Omit every picture while repeating the entries exactly.

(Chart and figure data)
-- Begin --
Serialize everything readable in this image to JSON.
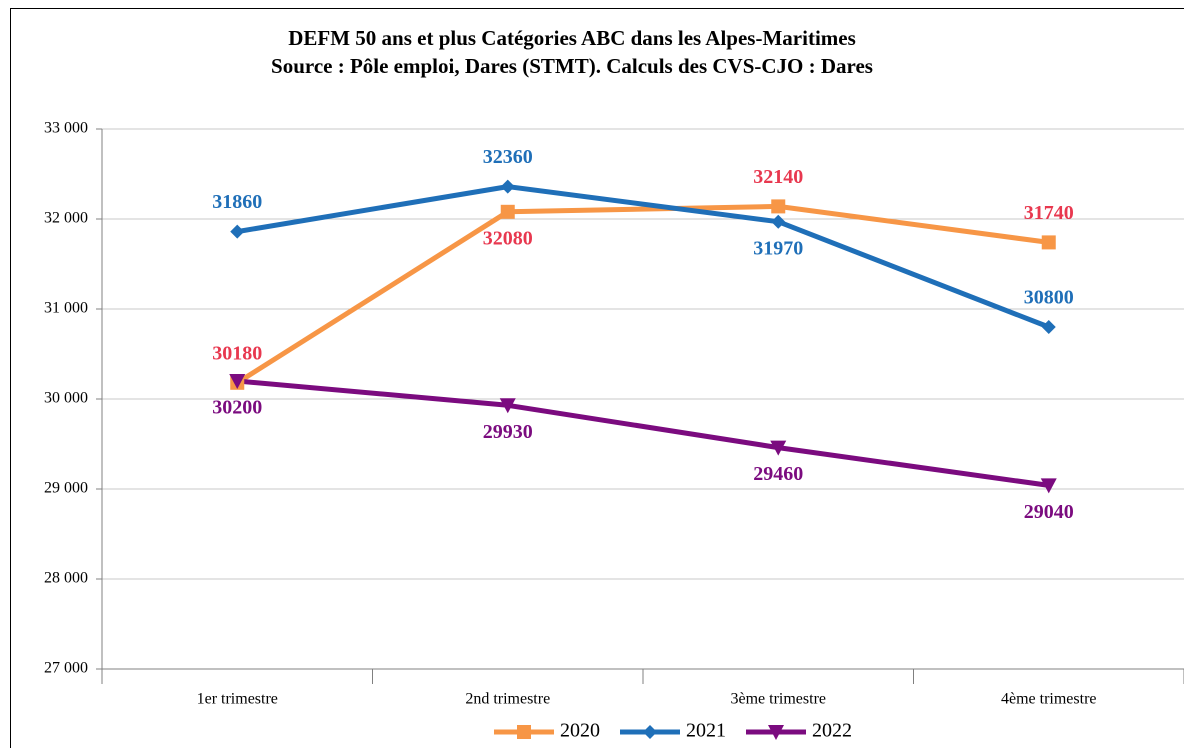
{
  "chart_data": {
    "type": "line",
    "title": "DEFM 50 ans et plus  Catégories ABC dans les Alpes-Maritimes",
    "subtitle": "Source : Pôle emploi, Dares (STMT). Calculs des CVS-CJO : Dares",
    "categories": [
      "1er trimestre",
      "2nd  trimestre",
      "3ème trimestre",
      "4ème trimestre"
    ],
    "series": [
      {
        "name": "2020",
        "color": "#f79646",
        "label_color": "#e8384f",
        "marker": "square",
        "values": [
          30180,
          32080,
          32140,
          31740
        ]
      },
      {
        "name": "2021",
        "color": "#1f6fb8",
        "label_color": "#1f6fb8",
        "marker": "diamond",
        "values": [
          31860,
          32360,
          31970,
          30800
        ]
      },
      {
        "name": "2022",
        "color": "#7b0b7f",
        "label_color": "#7b0b7f",
        "marker": "triangle-down",
        "values": [
          30200,
          29930,
          29460,
          29040
        ]
      }
    ],
    "ylim": [
      27000,
      33000
    ],
    "yticks": [
      {
        "value": 27000,
        "label": "27 000"
      },
      {
        "value": 28000,
        "label": "28 000"
      },
      {
        "value": 29000,
        "label": "29 000"
      },
      {
        "value": 30000,
        "label": "30 000"
      },
      {
        "value": 31000,
        "label": "31 000"
      },
      {
        "value": 32000,
        "label": "32 000"
      },
      {
        "value": 33000,
        "label": "33 000"
      }
    ],
    "grid": true,
    "legend": "bottom"
  }
}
-- End --
= Worked answer =
Serialize everything readable in this image to JSON.
{
  "chart_data": {
    "type": "line",
    "title": "DEFM 50 ans et plus  Catégories ABC dans les Alpes-Maritimes",
    "subtitle": "Source : Pôle emploi, Dares (STMT). Calculs des CVS-CJO : Dares",
    "categories": [
      "1er trimestre",
      "2nd  trimestre",
      "3ème trimestre",
      "4ème trimestre"
    ],
    "series": [
      {
        "name": "2020",
        "color": "#f79646",
        "label_color": "#e8384f",
        "marker": "square",
        "values": [
          30180,
          32080,
          32140,
          31740
        ]
      },
      {
        "name": "2021",
        "color": "#1f6fb8",
        "label_color": "#1f6fb8",
        "marker": "diamond",
        "values": [
          31860,
          32360,
          31970,
          30800
        ]
      },
      {
        "name": "2022",
        "color": "#7b0b7f",
        "label_color": "#7b0b7f",
        "marker": "triangle-down",
        "values": [
          30200,
          29930,
          29460,
          29040
        ]
      }
    ],
    "ylim": [
      27000,
      33000
    ],
    "yticks": [
      {
        "value": 27000,
        "label": "27 000"
      },
      {
        "value": 28000,
        "label": "28 000"
      },
      {
        "value": 29000,
        "label": "29 000"
      },
      {
        "value": 30000,
        "label": "30 000"
      },
      {
        "value": 31000,
        "label": "31 000"
      },
      {
        "value": 32000,
        "label": "32 000"
      },
      {
        "value": 33000,
        "label": "33 000"
      }
    ],
    "grid": true,
    "legend": "bottom"
  }
}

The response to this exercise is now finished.